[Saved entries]
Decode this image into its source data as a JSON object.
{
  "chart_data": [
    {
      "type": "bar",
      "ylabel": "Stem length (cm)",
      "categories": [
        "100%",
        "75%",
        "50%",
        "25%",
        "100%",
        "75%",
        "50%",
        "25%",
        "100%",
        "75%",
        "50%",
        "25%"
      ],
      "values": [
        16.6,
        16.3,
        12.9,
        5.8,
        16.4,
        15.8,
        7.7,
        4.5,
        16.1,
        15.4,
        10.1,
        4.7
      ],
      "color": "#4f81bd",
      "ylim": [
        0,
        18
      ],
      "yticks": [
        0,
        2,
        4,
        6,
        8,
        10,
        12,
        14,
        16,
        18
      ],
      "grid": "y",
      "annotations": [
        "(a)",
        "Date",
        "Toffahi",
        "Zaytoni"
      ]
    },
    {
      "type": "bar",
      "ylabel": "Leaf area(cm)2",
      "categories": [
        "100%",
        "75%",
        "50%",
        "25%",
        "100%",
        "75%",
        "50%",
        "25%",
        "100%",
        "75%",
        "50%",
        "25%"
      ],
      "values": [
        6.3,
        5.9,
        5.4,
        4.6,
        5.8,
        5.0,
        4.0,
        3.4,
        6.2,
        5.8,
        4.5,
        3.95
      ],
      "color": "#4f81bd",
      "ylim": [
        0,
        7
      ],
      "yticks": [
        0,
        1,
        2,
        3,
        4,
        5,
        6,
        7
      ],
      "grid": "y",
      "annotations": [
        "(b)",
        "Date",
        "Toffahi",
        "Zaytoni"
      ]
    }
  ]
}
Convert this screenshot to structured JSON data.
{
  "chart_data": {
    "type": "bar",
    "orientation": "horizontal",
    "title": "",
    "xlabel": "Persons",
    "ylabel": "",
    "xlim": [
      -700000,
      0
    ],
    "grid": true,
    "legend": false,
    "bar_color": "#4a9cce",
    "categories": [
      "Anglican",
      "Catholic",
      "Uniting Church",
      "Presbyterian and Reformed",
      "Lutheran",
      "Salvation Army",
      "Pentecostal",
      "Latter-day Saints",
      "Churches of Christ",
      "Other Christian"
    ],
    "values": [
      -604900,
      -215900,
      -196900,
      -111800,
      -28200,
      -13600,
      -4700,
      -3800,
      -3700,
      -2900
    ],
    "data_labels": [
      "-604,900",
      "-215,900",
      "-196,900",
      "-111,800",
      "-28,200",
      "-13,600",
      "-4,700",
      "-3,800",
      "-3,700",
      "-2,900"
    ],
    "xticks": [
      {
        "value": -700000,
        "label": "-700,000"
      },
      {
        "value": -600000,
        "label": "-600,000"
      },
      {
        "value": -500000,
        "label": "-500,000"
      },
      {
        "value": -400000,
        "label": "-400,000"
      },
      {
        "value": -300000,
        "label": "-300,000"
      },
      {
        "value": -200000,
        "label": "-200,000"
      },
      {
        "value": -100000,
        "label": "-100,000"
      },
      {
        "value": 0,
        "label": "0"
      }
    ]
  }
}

> _What the task requires_
Extract the listing in its entirety and repeat it exactly.

> _Solution for this exercise_
Decode this image into its source data as a JSON object.
{
  "chart_data": [
    {
      "type": "bar",
      "ylabel": "Stem length (cm)",
      "categories": [
        "100%",
        "75%",
        "50%",
        "25%",
        "100%",
        "75%",
        "50%",
        "25%",
        "100%",
        "75%",
        "50%",
        "25%"
      ],
      "values": [
        16.6,
        16.3,
        12.9,
        5.8,
        16.4,
        15.8,
        7.7,
        4.5,
        16.1,
        15.4,
        10.1,
        4.7
      ],
      "color": "#4f81bd",
      "ylim": [
        0,
        18
      ],
      "yticks": [
        0,
        2,
        4,
        6,
        8,
        10,
        12,
        14,
        16,
        18
      ],
      "grid": "y",
      "annotations": [
        "(a)",
        "Date",
        "Toffahi",
        "Zaytoni"
      ]
    },
    {
      "type": "bar",
      "ylabel": "Leaf area(cm)2",
      "categories": [
        "100%",
        "75%",
        "50%",
        "25%",
        "100%",
        "75%",
        "50%",
        "25%",
        "100%",
        "75%",
        "50%",
        "25%"
      ],
      "values": [
        6.3,
        5.9,
        5.4,
        4.6,
        5.8,
        5.0,
        4.0,
        3.4,
        6.2,
        5.8,
        4.5,
        3.95
      ],
      "color": "#4f81bd",
      "ylim": [
        0,
        7
      ],
      "yticks": [
        0,
        1,
        2,
        3,
        4,
        5,
        6,
        7
      ],
      "grid": "y",
      "annotations": [
        "(b)",
        "Date",
        "Toffahi",
        "Zaytoni"
      ]
    }
  ]
}
Convert this screenshot to structured JSON data.
{
  "chart_data": {
    "type": "bar",
    "orientation": "horizontal",
    "title": "",
    "xlabel": "Persons",
    "ylabel": "",
    "xlim": [
      -700000,
      0
    ],
    "grid": true,
    "legend": false,
    "bar_color": "#4a9cce",
    "categories": [
      "Anglican",
      "Catholic",
      "Uniting Church",
      "Presbyterian and Reformed",
      "Lutheran",
      "Salvation Army",
      "Pentecostal",
      "Latter-day Saints",
      "Churches of Christ",
      "Other Christian"
    ],
    "values": [
      -604900,
      -215900,
      -196900,
      -111800,
      -28200,
      -13600,
      -4700,
      -3800,
      -3700,
      -2900
    ],
    "data_labels": [
      "-604,900",
      "-215,900",
      "-196,900",
      "-111,800",
      "-28,200",
      "-13,600",
      "-4,700",
      "-3,800",
      "-3,700",
      "-2,900"
    ],
    "xticks": [
      {
        "value": -700000,
        "label": "-700,000"
      },
      {
        "value": -600000,
        "label": "-600,000"
      },
      {
        "value": -500000,
        "label": "-500,000"
      },
      {
        "value": -400000,
        "label": "-400,000"
      },
      {
        "value": -300000,
        "label": "-300,000"
      },
      {
        "value": -200000,
        "label": "-200,000"
      },
      {
        "value": -100000,
        "label": "-100,000"
      },
      {
        "value": 0,
        "label": "0"
      }
    ]
  }
}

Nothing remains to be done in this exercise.